### What the task requires
Track down each line that has the word "JSON" and copy it.

### Provided records
#####
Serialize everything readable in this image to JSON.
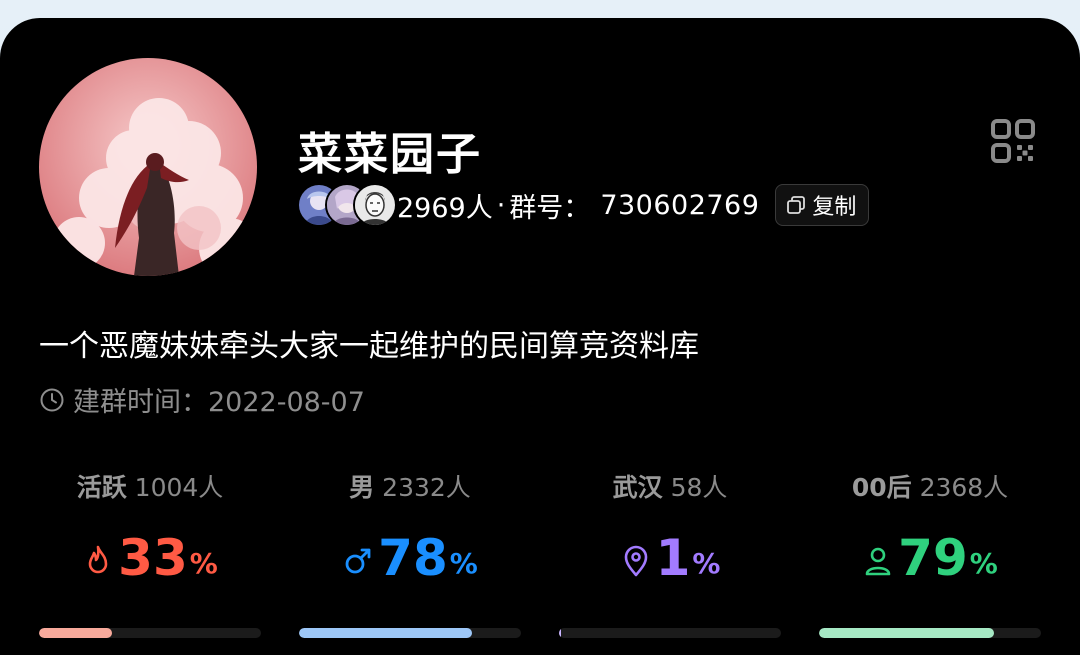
{
  "group": {
    "name": "菜菜园子",
    "member_count": "2969人",
    "separator": "·",
    "group_label": "群号：",
    "group_number": "730602769",
    "copy_label": "复制",
    "description": "一个恶魔妹妹牵头大家一起维护的民间算竞资料库",
    "created_label": "建群时间：",
    "created_date": "2022-08-07"
  },
  "stats": [
    {
      "key": "活跃",
      "value": "1004人",
      "percent": "33",
      "unit": "%",
      "fraction": 0.33,
      "color": "#ff5a44",
      "bar_color": "#f7a99b",
      "icon": "flame-icon"
    },
    {
      "key": "男",
      "value": "2332人",
      "percent": "78",
      "unit": "%",
      "fraction": 0.78,
      "color": "#1a8fff",
      "bar_color": "#9dc7f7",
      "icon": "male-icon"
    },
    {
      "key": "武汉",
      "value": "58人",
      "percent": "1",
      "unit": "%",
      "fraction": 0.01,
      "color": "#a27bff",
      "bar_color": "#c9b5ff",
      "icon": "location-icon"
    },
    {
      "key": "00后",
      "value": "2368人",
      "percent": "79",
      "unit": "%",
      "fraction": 0.79,
      "color": "#2fd17e",
      "bar_color": "#a6e8c4",
      "icon": "person-icon"
    }
  ]
}
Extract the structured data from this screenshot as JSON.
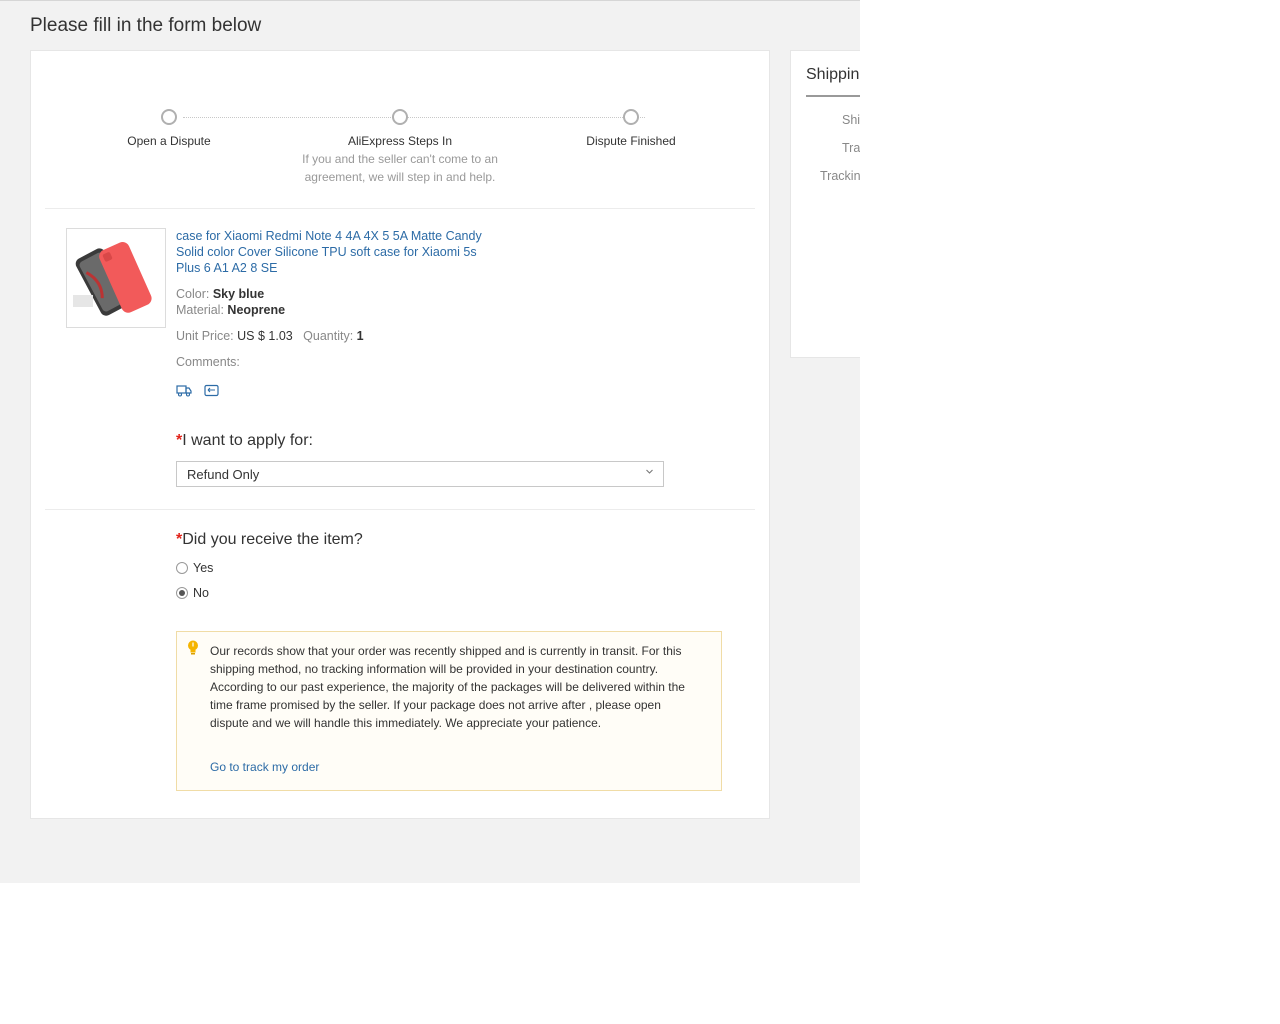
{
  "page": {
    "title": "Please fill in the form below"
  },
  "steps": [
    {
      "label": "Open a Dispute",
      "desc": ""
    },
    {
      "label": "AliExpress Steps In",
      "desc": "If you and the seller can't come to an agreement, we will step in and help."
    },
    {
      "label": "Dispute Finished",
      "desc": ""
    }
  ],
  "product": {
    "title": "case for Xiaomi Redmi Note 4 4A 4X 5 5A Matte Candy Solid color Cover Silicone TPU soft case for Xiaomi 5s Plus 6 A1 A2 8 SE",
    "color_label": "Color:",
    "color_value": "Sky blue",
    "material_label": "Material:",
    "material_value": "Neoprene",
    "unit_price_label": "Unit Price:",
    "unit_price_value": "US $ 1.03",
    "quantity_label": "Quantity:",
    "quantity_value": "1",
    "comments_label": "Comments:"
  },
  "apply": {
    "required_mark": "*",
    "label": "I want to apply for:",
    "selected": "Refund Only"
  },
  "received": {
    "required_mark": "*",
    "label": "Did you receive the item?",
    "options": [
      {
        "label": "Yes",
        "checked": false
      },
      {
        "label": "No",
        "checked": true
      }
    ]
  },
  "notice": {
    "text": "Our records show that your order was recently shipped and is currently in transit. For this shipping method, no tracking information will be provided in your destination country. According to our past experience, the majority of the packages will be delivered within the time frame promised by the seller. If your package does not arrive after , please open dispute and we will handle this immediately. We appreciate your patience.",
    "link": "Go to track my order",
    "icon": "lightbulb-icon"
  },
  "shipping": {
    "title": "Shippin",
    "fields": [
      "Shi",
      "Tra",
      "Trackin"
    ]
  },
  "colors": {
    "accent_link": "#2c6ba6",
    "required": "#e2231a",
    "notice_border": "#f0dca6"
  }
}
#####
### Complete answer
Serialize everything readable in this image to JSON.
Extract the structured data from this screenshot as JSON.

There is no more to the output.